(What you have to do) Filter this material down to the lines that hold "factor", copying each one.

──────── Given data

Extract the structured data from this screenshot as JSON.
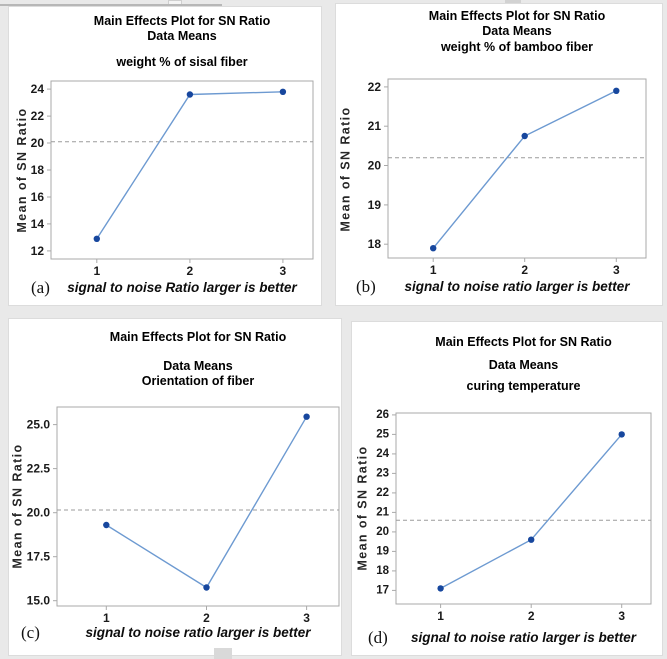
{
  "colors": {
    "page_background": "#e9e9e9",
    "panel_background": "#ffffff",
    "series_line": "#6d9ad1",
    "marker": "#17479e",
    "mean_reference_line": "#9b9b9b",
    "axis_frame": "#a9a9a9",
    "tick_text": "#1a1a1a"
  },
  "chart_data": [
    {
      "type": "line",
      "label": "(a)",
      "title": "Main Effects Plot for SN Ratio",
      "subtitle": "Data Means",
      "factor": "weight % of sisal fiber",
      "ylabel": "Mean of SN Ratio",
      "caption": "signal to noise Ratio larger is better",
      "x": [
        "1",
        "2",
        "3"
      ],
      "values": [
        12.9,
        23.6,
        23.8
      ],
      "mean_line": 20.1,
      "yticks": [
        "12",
        "14",
        "16",
        "18",
        "20",
        "22",
        "24"
      ],
      "ylim": [
        11.4,
        24.6
      ],
      "legend": "none",
      "grid": "off"
    },
    {
      "type": "line",
      "label": "(b)",
      "title": "Main Effects Plot for SN Ratio",
      "subtitle": "Data Means",
      "factor": "weight % of bamboo fiber",
      "ylabel": "Mean of SN Ratio",
      "caption": "signal to noise ratio larger is better",
      "x": [
        "1",
        "2",
        "3"
      ],
      "values": [
        17.9,
        20.75,
        21.9
      ],
      "mean_line": 20.2,
      "yticks": [
        "18",
        "19",
        "20",
        "21",
        "22"
      ],
      "ylim": [
        17.65,
        22.2
      ],
      "legend": "none",
      "grid": "off"
    },
    {
      "type": "line",
      "label": "(c)",
      "title": "Main Effects Plot for SN Ratio",
      "subtitle": "Data Means",
      "factor": "Orientation of fiber",
      "ylabel": "Mean of SN Ratio",
      "caption": "signal to noise ratio larger is better",
      "x": [
        "1",
        "2",
        "3"
      ],
      "values": [
        19.3,
        15.75,
        25.45
      ],
      "mean_line": 20.15,
      "yticks": [
        "15.0",
        "17.5",
        "20.0",
        "22.5",
        "25.0"
      ],
      "ylim": [
        14.7,
        26.0
      ],
      "legend": "none",
      "grid": "off"
    },
    {
      "type": "line",
      "label": "(d)",
      "title": "Main Effects Plot for SN Ratio",
      "subtitle": "Data Means",
      "factor": "curing temperature",
      "ylabel": "Mean of SN Ratio",
      "caption": "signal to noise ratio larger is better",
      "x": [
        "1",
        "2",
        "3"
      ],
      "values": [
        17.1,
        19.6,
        25.0
      ],
      "mean_line": 20.6,
      "yticks": [
        "17",
        "18",
        "19",
        "20",
        "21",
        "22",
        "23",
        "24",
        "25",
        "26"
      ],
      "ylim": [
        16.3,
        26.1
      ],
      "legend": "none",
      "grid": "off"
    }
  ]
}
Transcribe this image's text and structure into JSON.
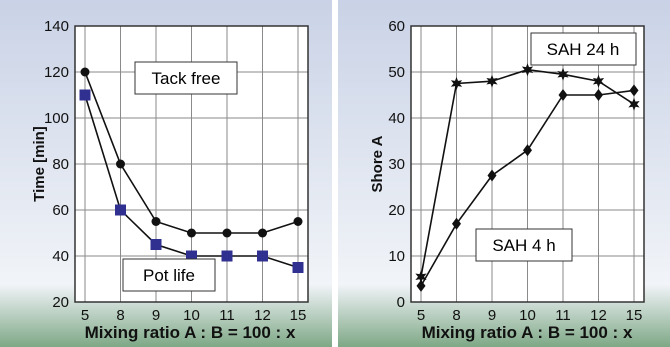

────────────────

(Exercise answer)
      "factor": "weight % of sisal fiber",
      "factor": "weight % of bamboo fiber",
      "factor": "Orientation of fiber",
      "factor": "curing temperature",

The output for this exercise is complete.